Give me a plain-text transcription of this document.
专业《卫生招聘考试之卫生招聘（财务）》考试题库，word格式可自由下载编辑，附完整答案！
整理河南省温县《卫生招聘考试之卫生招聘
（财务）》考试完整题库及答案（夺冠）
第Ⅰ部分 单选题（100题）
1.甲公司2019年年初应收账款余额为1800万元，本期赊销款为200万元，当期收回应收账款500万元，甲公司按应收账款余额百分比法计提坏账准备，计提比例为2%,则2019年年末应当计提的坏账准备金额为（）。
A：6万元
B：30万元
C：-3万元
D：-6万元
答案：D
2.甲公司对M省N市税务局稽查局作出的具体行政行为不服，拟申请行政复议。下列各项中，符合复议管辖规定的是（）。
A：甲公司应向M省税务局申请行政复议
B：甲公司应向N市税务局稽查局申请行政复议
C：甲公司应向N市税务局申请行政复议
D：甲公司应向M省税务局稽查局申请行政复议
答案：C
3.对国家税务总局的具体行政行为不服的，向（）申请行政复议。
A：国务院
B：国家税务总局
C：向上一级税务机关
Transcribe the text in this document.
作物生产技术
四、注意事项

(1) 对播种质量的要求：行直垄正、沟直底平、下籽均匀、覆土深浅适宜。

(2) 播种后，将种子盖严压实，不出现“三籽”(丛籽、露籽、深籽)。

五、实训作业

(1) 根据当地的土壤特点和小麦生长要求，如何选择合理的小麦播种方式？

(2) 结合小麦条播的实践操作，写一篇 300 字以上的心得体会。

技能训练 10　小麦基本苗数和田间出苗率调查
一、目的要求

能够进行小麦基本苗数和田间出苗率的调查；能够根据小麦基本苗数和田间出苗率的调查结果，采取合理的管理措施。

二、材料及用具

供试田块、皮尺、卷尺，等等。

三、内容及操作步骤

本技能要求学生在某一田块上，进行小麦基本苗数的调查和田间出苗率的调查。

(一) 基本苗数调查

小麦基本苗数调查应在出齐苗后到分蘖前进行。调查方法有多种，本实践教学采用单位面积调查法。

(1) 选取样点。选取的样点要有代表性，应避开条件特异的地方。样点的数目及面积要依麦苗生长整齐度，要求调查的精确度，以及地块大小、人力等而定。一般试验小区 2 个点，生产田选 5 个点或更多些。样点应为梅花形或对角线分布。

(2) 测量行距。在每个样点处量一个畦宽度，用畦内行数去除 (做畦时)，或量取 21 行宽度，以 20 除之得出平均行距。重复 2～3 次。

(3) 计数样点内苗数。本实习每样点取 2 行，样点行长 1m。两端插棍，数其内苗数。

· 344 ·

• • • • • • •

• Description of the task: Report how many lines in the data contain the word "text", with no words besides the number.

• Written response: 2